Dataset records:
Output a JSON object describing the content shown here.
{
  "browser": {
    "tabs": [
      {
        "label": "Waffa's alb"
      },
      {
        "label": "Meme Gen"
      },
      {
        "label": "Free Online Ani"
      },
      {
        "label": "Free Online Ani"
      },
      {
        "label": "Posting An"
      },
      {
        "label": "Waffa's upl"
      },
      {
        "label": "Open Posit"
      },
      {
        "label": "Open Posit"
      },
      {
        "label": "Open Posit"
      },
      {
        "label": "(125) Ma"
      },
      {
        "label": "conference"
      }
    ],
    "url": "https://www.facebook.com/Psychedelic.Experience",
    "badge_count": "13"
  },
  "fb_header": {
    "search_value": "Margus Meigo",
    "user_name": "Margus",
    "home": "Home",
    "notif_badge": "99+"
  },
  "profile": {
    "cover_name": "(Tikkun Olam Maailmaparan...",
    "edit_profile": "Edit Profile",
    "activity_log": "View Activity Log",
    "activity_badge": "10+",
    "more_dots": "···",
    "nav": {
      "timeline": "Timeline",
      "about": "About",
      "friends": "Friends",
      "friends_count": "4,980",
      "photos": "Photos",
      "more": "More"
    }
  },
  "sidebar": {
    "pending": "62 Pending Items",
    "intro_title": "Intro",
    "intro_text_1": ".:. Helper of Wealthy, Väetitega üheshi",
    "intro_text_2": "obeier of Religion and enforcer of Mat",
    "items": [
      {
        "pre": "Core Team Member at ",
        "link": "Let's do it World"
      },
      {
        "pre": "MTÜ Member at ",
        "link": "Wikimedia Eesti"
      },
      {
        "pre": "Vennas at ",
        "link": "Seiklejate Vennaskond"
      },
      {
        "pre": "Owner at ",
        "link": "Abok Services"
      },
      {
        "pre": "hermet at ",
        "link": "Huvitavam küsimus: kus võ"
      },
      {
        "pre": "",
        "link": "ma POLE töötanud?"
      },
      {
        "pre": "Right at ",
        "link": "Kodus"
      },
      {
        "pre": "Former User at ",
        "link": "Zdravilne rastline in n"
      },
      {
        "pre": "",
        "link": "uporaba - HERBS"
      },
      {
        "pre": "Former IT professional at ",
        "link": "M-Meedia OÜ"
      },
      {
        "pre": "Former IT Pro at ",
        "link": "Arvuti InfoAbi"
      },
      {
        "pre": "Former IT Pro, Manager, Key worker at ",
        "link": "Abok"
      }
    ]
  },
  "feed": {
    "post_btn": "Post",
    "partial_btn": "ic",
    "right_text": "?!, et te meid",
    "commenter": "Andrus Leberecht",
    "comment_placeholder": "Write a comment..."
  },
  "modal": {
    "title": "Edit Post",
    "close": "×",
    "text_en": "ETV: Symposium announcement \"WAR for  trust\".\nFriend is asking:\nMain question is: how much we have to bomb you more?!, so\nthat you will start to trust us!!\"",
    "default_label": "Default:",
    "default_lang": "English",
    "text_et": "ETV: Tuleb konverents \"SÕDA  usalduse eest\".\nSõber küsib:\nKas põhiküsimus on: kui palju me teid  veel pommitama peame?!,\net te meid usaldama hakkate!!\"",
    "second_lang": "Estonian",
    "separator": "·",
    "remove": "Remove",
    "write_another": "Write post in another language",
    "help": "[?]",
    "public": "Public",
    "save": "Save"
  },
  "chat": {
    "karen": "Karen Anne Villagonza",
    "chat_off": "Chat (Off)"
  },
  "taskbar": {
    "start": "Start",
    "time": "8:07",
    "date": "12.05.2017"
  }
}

Exercise goal: From the listing above, copy every line that holds the string "meid".

Result of the exercise:
    "right_text": "?!, et te meid",
    "text_et": "ETV: Tuleb konverents \"SÕDA  usalduse eest\".\nSõber küsib:\nKas põhiküsimus on: kui palju me teid  veel pommitama peame?!,\net te meid usaldama hakkate!!\"",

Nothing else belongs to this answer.